Directions:
Count how many lines contain "bersifat" and reply with that number only.

>> start Provided data

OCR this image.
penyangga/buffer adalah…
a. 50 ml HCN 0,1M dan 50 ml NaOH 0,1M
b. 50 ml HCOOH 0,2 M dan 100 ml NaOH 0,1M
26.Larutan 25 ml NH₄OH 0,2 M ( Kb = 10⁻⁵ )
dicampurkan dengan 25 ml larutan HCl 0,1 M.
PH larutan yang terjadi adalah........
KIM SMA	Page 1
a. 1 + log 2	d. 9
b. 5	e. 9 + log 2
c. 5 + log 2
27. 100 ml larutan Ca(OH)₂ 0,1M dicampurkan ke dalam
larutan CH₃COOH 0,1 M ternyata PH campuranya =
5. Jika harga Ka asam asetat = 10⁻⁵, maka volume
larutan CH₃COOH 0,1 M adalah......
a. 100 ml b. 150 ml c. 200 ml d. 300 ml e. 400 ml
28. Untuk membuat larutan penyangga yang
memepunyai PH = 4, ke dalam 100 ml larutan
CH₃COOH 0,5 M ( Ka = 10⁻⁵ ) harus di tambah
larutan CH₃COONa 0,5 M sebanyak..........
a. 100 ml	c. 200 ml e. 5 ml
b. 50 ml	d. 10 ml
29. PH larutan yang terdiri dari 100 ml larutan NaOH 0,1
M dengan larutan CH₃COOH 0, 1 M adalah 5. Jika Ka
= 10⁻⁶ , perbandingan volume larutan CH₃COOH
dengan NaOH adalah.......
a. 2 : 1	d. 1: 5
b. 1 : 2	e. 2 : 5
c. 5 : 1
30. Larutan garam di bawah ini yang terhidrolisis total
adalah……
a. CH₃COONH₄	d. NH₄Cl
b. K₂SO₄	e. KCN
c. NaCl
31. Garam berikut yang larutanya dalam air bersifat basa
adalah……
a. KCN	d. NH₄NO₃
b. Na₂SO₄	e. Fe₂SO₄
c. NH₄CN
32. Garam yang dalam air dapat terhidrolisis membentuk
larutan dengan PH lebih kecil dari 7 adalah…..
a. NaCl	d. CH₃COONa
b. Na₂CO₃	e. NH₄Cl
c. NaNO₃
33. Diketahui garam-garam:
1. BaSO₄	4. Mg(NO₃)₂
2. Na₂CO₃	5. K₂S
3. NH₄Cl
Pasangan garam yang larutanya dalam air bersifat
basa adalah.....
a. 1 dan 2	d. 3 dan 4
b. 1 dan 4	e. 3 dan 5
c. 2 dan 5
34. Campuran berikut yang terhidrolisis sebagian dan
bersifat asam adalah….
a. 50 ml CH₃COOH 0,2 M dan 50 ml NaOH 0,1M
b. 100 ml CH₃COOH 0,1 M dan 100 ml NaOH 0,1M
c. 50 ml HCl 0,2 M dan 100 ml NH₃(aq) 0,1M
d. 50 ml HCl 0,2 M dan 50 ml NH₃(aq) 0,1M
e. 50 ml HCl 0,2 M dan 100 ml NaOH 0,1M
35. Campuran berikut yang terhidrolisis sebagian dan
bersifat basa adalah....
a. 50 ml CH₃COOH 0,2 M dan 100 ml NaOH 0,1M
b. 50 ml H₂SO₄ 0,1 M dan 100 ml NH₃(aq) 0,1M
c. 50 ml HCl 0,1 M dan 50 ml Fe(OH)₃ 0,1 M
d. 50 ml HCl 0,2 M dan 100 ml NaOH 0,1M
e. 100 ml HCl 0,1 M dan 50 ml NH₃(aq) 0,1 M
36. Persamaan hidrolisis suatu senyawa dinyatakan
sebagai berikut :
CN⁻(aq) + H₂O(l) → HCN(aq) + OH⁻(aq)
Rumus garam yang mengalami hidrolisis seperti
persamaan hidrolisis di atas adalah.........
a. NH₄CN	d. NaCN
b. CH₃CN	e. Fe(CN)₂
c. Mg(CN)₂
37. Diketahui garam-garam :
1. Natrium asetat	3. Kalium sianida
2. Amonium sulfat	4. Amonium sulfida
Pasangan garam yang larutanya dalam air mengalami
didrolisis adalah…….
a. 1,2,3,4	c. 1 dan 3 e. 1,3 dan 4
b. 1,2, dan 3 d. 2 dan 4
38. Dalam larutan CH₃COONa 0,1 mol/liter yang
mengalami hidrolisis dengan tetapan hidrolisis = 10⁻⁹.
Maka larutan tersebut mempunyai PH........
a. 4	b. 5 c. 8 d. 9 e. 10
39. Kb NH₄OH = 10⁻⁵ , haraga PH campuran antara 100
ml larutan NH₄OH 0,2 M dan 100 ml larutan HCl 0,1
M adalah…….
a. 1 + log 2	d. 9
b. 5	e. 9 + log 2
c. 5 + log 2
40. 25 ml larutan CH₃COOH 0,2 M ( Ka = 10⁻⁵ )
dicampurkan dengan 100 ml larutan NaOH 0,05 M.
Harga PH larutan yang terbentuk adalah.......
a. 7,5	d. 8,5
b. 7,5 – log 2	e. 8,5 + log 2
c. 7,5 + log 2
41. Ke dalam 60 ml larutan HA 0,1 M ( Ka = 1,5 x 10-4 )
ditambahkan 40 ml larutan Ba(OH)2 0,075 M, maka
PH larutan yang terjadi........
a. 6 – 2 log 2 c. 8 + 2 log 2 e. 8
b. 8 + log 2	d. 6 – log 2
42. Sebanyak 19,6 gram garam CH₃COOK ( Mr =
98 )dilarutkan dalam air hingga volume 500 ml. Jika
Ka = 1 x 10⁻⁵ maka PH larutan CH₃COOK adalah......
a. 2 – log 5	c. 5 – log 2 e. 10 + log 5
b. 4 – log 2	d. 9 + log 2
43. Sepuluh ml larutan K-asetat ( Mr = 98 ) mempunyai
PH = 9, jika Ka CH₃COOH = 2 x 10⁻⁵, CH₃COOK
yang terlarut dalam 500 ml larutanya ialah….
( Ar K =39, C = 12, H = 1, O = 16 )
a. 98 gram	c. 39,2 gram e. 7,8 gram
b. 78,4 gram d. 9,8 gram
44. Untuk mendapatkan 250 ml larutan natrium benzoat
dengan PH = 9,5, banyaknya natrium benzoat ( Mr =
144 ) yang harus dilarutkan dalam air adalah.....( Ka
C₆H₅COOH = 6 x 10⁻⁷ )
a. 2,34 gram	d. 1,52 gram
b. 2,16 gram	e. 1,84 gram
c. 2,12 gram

>> end Provided data

Final result:
4